> Required task
Each line of the listing must be transcribed exactly, except for the images, which should be excluded.

[Dataset excerpt]
◇ ◇ ◇

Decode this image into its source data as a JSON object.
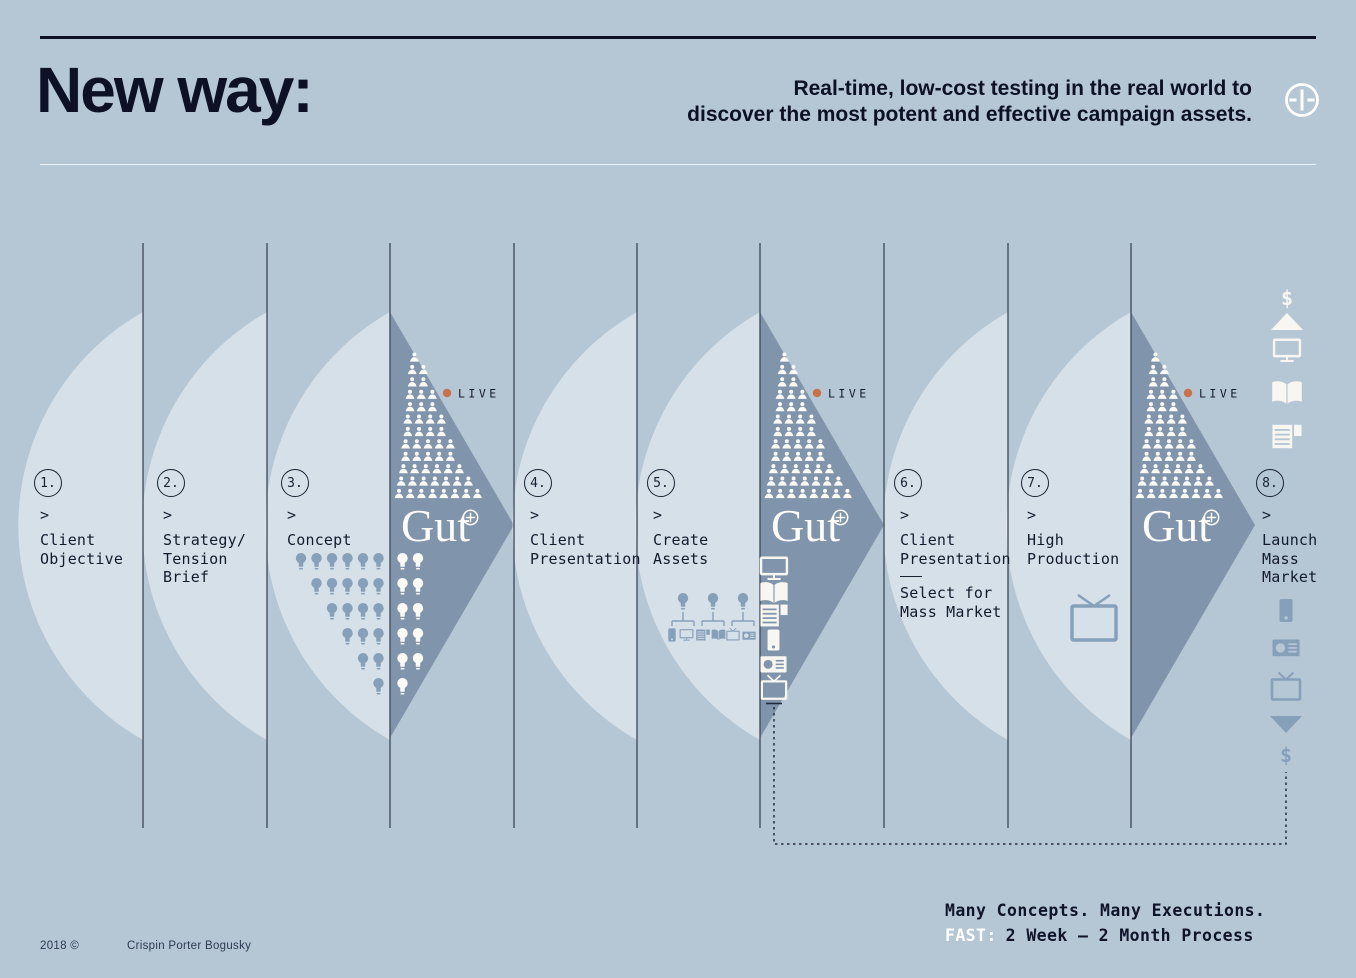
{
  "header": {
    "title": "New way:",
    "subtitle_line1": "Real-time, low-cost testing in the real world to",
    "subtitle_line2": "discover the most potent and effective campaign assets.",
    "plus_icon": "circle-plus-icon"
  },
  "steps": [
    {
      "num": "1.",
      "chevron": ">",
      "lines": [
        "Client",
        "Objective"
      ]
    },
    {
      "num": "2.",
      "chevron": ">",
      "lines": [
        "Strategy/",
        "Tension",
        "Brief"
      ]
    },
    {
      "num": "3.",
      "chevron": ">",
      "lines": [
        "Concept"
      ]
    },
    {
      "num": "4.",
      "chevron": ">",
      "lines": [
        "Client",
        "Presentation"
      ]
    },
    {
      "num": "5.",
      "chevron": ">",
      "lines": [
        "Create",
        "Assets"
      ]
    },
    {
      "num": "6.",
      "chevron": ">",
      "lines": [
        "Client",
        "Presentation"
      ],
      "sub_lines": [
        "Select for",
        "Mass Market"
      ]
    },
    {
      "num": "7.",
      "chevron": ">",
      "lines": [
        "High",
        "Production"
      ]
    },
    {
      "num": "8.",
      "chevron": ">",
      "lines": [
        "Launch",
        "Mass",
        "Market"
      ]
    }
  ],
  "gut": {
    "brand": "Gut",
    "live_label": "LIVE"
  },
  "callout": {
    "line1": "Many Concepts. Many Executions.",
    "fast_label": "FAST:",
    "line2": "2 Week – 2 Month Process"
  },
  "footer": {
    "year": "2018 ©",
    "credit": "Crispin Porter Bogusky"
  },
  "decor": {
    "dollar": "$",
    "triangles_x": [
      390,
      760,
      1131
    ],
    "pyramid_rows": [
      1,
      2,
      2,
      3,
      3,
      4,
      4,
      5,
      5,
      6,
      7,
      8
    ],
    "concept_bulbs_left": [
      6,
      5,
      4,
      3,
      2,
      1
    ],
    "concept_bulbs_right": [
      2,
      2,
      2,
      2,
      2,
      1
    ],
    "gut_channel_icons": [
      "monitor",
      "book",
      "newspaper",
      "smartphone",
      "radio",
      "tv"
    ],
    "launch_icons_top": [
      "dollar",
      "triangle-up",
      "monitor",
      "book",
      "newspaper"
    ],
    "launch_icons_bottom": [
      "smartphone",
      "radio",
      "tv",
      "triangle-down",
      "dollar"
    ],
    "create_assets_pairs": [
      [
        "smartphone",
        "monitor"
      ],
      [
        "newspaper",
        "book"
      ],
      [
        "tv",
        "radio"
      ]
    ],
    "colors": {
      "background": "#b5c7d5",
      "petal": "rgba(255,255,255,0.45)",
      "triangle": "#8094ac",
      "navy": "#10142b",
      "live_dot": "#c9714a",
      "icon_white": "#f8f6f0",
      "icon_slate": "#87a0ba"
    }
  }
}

◇ ◇ ◇

> Correct answer
Decode this image into its source data as a JSON object.
{
  "header": {
    "title": "New way:",
    "subtitle_line1": "Real-time, low-cost testing in the real world to",
    "subtitle_line2": "discover the most potent and effective campaign assets.",
    "plus_icon": "circle-plus-icon"
  },
  "steps": [
    {
      "num": "1.",
      "chevron": ">",
      "lines": [
        "Client",
        "Objective"
      ]
    },
    {
      "num": "2.",
      "chevron": ">",
      "lines": [
        "Strategy/",
        "Tension",
        "Brief"
      ]
    },
    {
      "num": "3.",
      "chevron": ">",
      "lines": [
        "Concept"
      ]
    },
    {
      "num": "4.",
      "chevron": ">",
      "lines": [
        "Client",
        "Presentation"
      ]
    },
    {
      "num": "5.",
      "chevron": ">",
      "lines": [
        "Create",
        "Assets"
      ]
    },
    {
      "num": "6.",
      "chevron": ">",
      "lines": [
        "Client",
        "Presentation"
      ],
      "sub_lines": [
        "Select for",
        "Mass Market"
      ]
    },
    {
      "num": "7.",
      "chevron": ">",
      "lines": [
        "High",
        "Production"
      ]
    },
    {
      "num": "8.",
      "chevron": ">",
      "lines": [
        "Launch",
        "Mass",
        "Market"
      ]
    }
  ],
  "gut": {
    "brand": "Gut",
    "live_label": "LIVE"
  },
  "callout": {
    "line1": "Many Concepts. Many Executions.",
    "fast_label": "FAST:",
    "line2": "2 Week – 2 Month Process"
  },
  "footer": {
    "year": "2018 ©",
    "credit": "Crispin Porter Bogusky"
  },
  "decor": {
    "dollar": "$",
    "triangles_x": [
      390,
      760,
      1131
    ],
    "pyramid_rows": [
      1,
      2,
      2,
      3,
      3,
      4,
      4,
      5,
      5,
      6,
      7,
      8
    ],
    "concept_bulbs_left": [
      6,
      5,
      4,
      3,
      2,
      1
    ],
    "concept_bulbs_right": [
      2,
      2,
      2,
      2,
      2,
      1
    ],
    "gut_channel_icons": [
      "monitor",
      "book",
      "newspaper",
      "smartphone",
      "radio",
      "tv"
    ],
    "launch_icons_top": [
      "dollar",
      "triangle-up",
      "monitor",
      "book",
      "newspaper"
    ],
    "launch_icons_bottom": [
      "smartphone",
      "radio",
      "tv",
      "triangle-down",
      "dollar"
    ],
    "create_assets_pairs": [
      [
        "smartphone",
        "monitor"
      ],
      [
        "newspaper",
        "book"
      ],
      [
        "tv",
        "radio"
      ]
    ],
    "colors": {
      "background": "#b5c7d5",
      "petal": "rgba(255,255,255,0.45)",
      "triangle": "#8094ac",
      "navy": "#10142b",
      "live_dot": "#c9714a",
      "icon_white": "#f8f6f0",
      "icon_slate": "#87a0ba"
    }
  }
}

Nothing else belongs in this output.